▶ [Task details]: Any picture among the records should be left out, please; retype the rest exactly.
********
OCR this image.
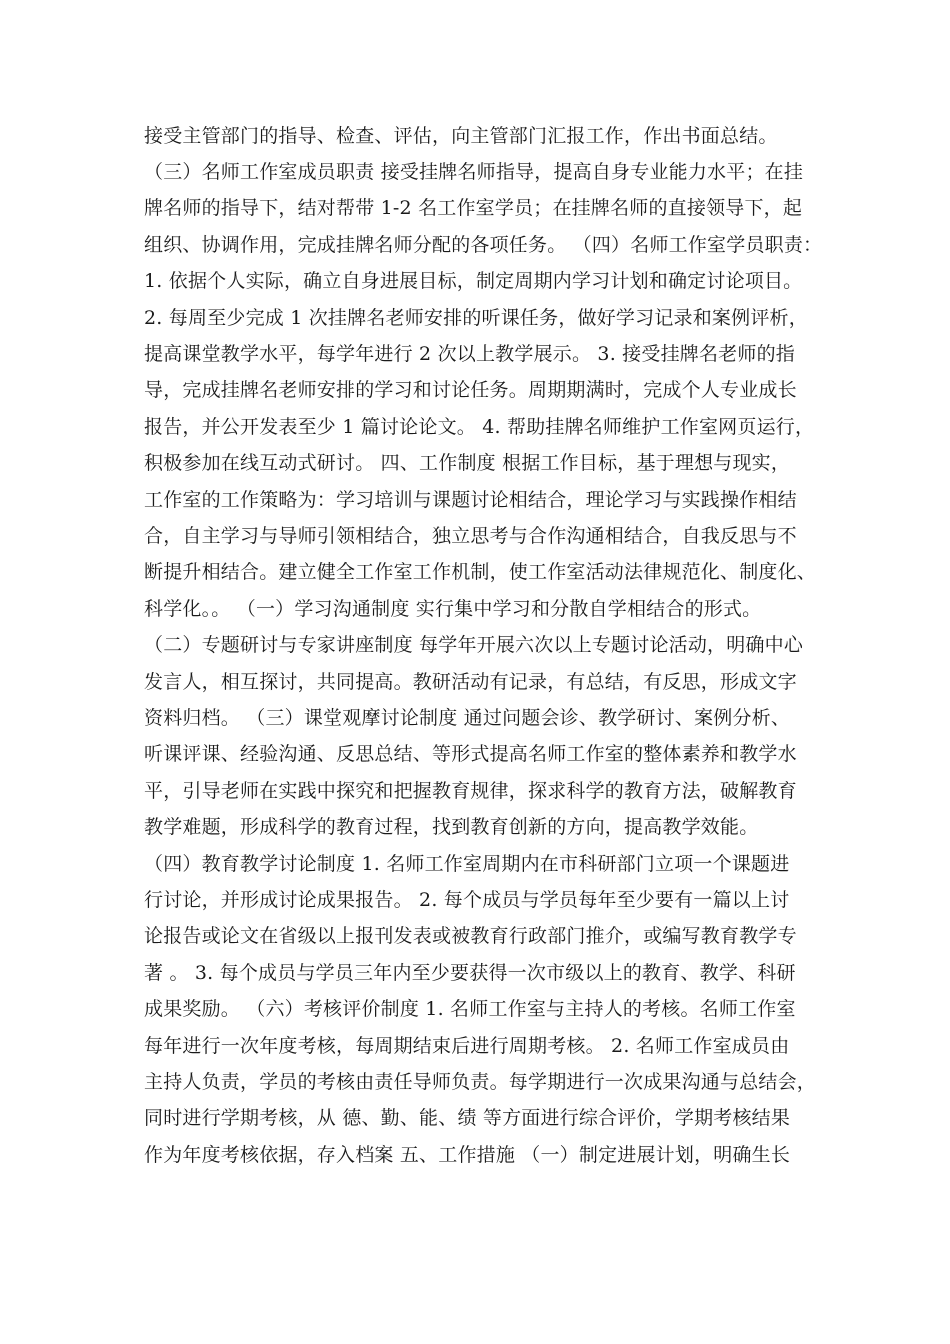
接受主管部门的指导、检查、评估，向主管部门汇报工作，作出书面总结。
（三）名师工作室成员职责 接受挂牌名师指导，提高自身专业能力水平；在挂
牌名师的指导下，结对帮带 1-2 名工作室学员；在挂牌名师的直接领导下，起
组织、协调作用，完成挂牌名师分配的各项任务。 （四）名师工作室学员职责：
1. 依据个人实际，确立自身进展目标，制定周期内学习计划和确定讨论项目。
2. 每周至少完成 1 次挂牌名老师安排的听课任务，做好学习记录和案例评析，
提高课堂教学水平，每学年进行 2 次以上教学展示。 3. 接受挂牌名老师的指
导，完成挂牌名老师安排的学习和讨论任务。周期期满时，完成个人专业成长
报告，并公开发表至少 1 篇讨论论文。 4. 帮助挂牌名师维护工作室网页运行，
积极参加在线互动式研讨。 四、工作制度 根据工作目标，基于理想与现实，
工作室的工作策略为：学习培训与课题讨论相结合，理论学习与实践操作相结
合，自主学习与导师引领相结合，独立思考与合作沟通相结合，自我反思与不
断提升相结合。建立健全工作室工作机制，使工作室活动法律规范化、制度化、
科学化。。 （一）学习沟通制度 实行集中学习和分散自学相结合的形式。
（二）专题研讨与专家讲座制度 每学年开展六次以上专题讨论活动，明确中心
发言人，相互探讨，共同提高。教研活动有记录，有总结，有反思，形成文字
资料归档。 （三）课堂观摩讨论制度 通过问题会诊、教学研讨、案例分析、
听课评课、经验沟通、反思总结、等形式提高名师工作室的整体素养和教学水
平，引导老师在实践中探究和把握教育规律，探求科学的教育方法，破解教育
教学难题，形成科学的教育过程，找到教育创新的方向，提高教学效能。
（四）教育教学讨论制度 1. 名师工作室周期内在市科研部门立项一个课题进
行讨论，并形成讨论成果报告。 2. 每个成员与学员每年至少要有一篇以上讨
论报告或论文在省级以上报刊发表或被教育行政部门推介，或编写教育教学专
著 。 3. 每个成员与学员三年内至少要获得一次市级以上的教育、教学、科研
成果奖励。 （六）考核评价制度 1. 名师工作室与主持人的考核。名师工作室
每年进行一次年度考核，每周期结束后进行周期考核。 2. 名师工作室成员由
主持人负责，学员的考核由责任导师负责。每学期进行一次成果沟通与总结会，
同时进行学期考核，从 德、勤、能、绩 等方面进行综合评价，学期考核结果
作为年度考核依据，存入档案 五、工作措施 （一）制定进展计划，明确生长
********
▶ [Full solution]:
OCR this image.
接受主管部门的指导、检查、评估，向主管部门汇报工作，作出书面总结。
（三）名师工作室成员职责 接受挂牌名师指导，提高自身专业能力水平；在挂
牌名师的指导下，结对帮带 1-2 名工作室学员；在挂牌名师的直接领导下，起
组织、协调作用，完成挂牌名师分配的各项任务。 （四）名师工作室学员职责：
1. 依据个人实际，确立自身进展目标，制定周期内学习计划和确定讨论项目。
2. 每周至少完成 1 次挂牌名老师安排的听课任务，做好学习记录和案例评析，
提高课堂教学水平，每学年进行 2 次以上教学展示。 3. 接受挂牌名老师的指
导，完成挂牌名老师安排的学习和讨论任务。周期期满时，完成个人专业成长
报告，并公开发表至少 1 篇讨论论文。 4. 帮助挂牌名师维护工作室网页运行，
积极参加在线互动式研讨。 四、工作制度 根据工作目标，基于理想与现实，
工作室的工作策略为：学习培训与课题讨论相结合，理论学习与实践操作相结
合，自主学习与导师引领相结合，独立思考与合作沟通相结合，自我反思与不
断提升相结合。建立健全工作室工作机制，使工作室活动法律规范化、制度化、
科学化。。 （一）学习沟通制度 实行集中学习和分散自学相结合的形式。
（二）专题研讨与专家讲座制度 每学年开展六次以上专题讨论活动，明确中心
发言人，相互探讨，共同提高。教研活动有记录，有总结，有反思，形成文字
资料归档。 （三）课堂观摩讨论制度 通过问题会诊、教学研讨、案例分析、
听课评课、经验沟通、反思总结、等形式提高名师工作室的整体素养和教学水
平，引导老师在实践中探究和把握教育规律，探求科学的教育方法，破解教育
教学难题，形成科学的教育过程，找到教育创新的方向，提高教学效能。
（四）教育教学讨论制度 1. 名师工作室周期内在市科研部门立项一个课题进
行讨论，并形成讨论成果报告。 2. 每个成员与学员每年至少要有一篇以上讨
论报告或论文在省级以上报刊发表或被教育行政部门推介，或编写教育教学专
著 。 3. 每个成员与学员三年内至少要获得一次市级以上的教育、教学、科研
成果奖励。 （六）考核评价制度 1. 名师工作室与主持人的考核。名师工作室
每年进行一次年度考核，每周期结束后进行周期考核。 2. 名师工作室成员由
主持人负责，学员的考核由责任导师负责。每学期进行一次成果沟通与总结会，
同时进行学期考核，从 德、勤、能、绩 等方面进行综合评价，学期考核结果
作为年度考核依据，存入档案 五、工作措施 （一）制定进展计划，明确生长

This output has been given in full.